[start of Provided entries]

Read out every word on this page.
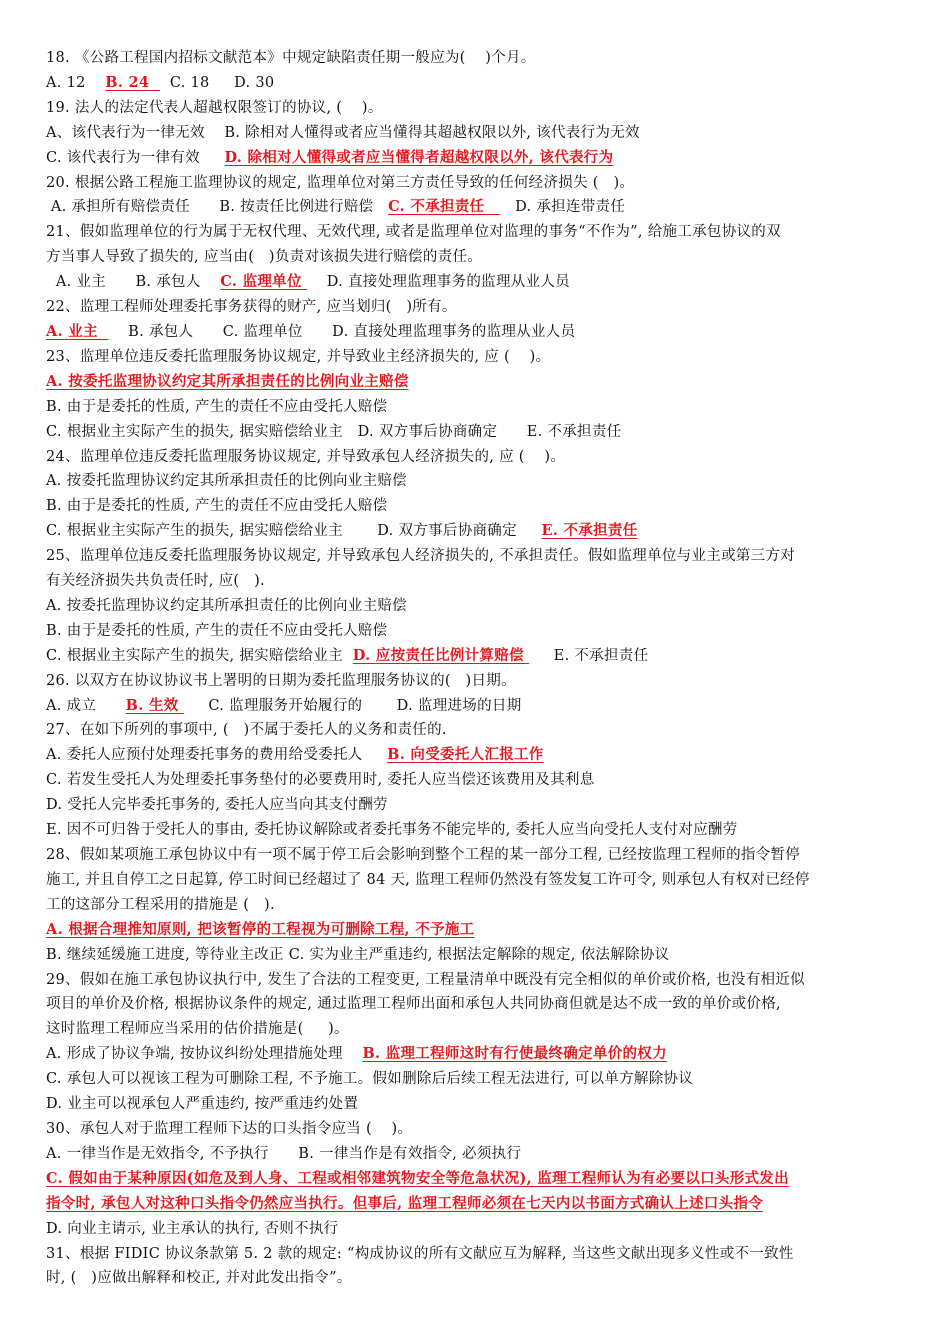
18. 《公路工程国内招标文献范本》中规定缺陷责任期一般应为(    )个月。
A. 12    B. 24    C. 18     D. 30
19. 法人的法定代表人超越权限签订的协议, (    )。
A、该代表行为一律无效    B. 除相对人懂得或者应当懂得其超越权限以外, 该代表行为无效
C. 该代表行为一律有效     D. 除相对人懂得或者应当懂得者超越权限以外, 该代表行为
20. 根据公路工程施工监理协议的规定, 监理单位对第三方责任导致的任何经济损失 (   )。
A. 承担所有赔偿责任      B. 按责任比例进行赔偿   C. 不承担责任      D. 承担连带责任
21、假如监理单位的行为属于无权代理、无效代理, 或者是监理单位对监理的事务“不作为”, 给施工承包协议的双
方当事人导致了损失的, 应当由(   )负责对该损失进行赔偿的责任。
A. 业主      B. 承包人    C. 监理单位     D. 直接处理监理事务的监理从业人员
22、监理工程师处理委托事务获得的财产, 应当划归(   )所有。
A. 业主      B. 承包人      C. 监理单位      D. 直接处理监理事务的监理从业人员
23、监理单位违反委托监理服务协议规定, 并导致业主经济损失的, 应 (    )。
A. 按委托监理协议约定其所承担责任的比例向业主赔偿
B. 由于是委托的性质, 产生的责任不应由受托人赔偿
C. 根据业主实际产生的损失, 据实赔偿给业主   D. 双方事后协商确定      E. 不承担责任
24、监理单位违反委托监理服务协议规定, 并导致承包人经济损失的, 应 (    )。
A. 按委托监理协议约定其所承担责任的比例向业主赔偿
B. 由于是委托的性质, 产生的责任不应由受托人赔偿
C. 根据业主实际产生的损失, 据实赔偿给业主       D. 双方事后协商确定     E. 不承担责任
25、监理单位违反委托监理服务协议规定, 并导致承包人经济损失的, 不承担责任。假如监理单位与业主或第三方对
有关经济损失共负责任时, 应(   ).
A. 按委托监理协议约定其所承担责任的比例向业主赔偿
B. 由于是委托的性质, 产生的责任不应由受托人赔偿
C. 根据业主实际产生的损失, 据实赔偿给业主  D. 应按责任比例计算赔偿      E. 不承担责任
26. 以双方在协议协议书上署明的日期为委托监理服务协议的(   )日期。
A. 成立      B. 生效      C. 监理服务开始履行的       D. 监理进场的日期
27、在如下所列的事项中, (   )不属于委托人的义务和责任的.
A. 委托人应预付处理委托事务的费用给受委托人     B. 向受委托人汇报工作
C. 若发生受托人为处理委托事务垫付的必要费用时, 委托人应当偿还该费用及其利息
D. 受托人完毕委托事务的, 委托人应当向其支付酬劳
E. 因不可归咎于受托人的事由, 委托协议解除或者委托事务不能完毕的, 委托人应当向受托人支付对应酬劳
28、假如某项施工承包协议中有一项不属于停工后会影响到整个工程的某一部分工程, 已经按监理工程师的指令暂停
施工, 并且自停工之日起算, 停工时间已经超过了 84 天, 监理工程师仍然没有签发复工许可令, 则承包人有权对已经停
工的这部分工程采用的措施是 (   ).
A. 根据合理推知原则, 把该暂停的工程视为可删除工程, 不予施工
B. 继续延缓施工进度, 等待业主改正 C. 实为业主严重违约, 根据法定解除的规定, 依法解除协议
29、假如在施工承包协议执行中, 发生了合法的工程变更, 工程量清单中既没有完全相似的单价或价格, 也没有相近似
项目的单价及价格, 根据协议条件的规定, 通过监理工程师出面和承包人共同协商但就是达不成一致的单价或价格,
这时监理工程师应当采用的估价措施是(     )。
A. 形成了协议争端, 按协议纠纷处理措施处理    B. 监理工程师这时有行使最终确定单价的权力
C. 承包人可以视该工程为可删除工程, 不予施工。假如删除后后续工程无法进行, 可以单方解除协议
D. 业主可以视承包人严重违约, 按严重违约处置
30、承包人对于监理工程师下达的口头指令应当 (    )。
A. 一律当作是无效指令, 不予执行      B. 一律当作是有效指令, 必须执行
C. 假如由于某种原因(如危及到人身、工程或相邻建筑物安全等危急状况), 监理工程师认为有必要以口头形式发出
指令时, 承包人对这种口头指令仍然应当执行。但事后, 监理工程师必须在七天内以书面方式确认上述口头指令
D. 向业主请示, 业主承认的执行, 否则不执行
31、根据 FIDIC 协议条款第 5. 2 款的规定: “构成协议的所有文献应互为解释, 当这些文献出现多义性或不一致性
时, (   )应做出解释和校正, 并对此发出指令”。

[end of Provided entries]
[start of Provided entries]

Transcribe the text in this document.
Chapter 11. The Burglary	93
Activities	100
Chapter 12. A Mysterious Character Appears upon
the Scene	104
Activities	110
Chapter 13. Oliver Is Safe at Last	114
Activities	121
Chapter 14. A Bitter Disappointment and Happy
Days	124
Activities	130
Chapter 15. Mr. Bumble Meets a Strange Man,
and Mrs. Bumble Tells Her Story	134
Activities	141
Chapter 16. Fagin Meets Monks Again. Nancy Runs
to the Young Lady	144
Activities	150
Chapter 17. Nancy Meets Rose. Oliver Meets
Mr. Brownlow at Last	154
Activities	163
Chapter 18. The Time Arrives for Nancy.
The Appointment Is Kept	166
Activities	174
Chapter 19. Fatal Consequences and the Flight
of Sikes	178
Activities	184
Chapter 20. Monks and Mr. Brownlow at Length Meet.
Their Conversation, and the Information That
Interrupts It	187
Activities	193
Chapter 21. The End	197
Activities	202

[end of Provided entries]

*Given problem*. Look for the word "直接处理监理事务的监理从业人员" and return every line where it occurs.

*Task response*.
A. 业主      B. 承包人    C. 监理单位     D. 直接处理监理事务的监理从业人员
A. 业主      B. 承包人      C. 监理单位      D. 直接处理监理事务的监理从业人员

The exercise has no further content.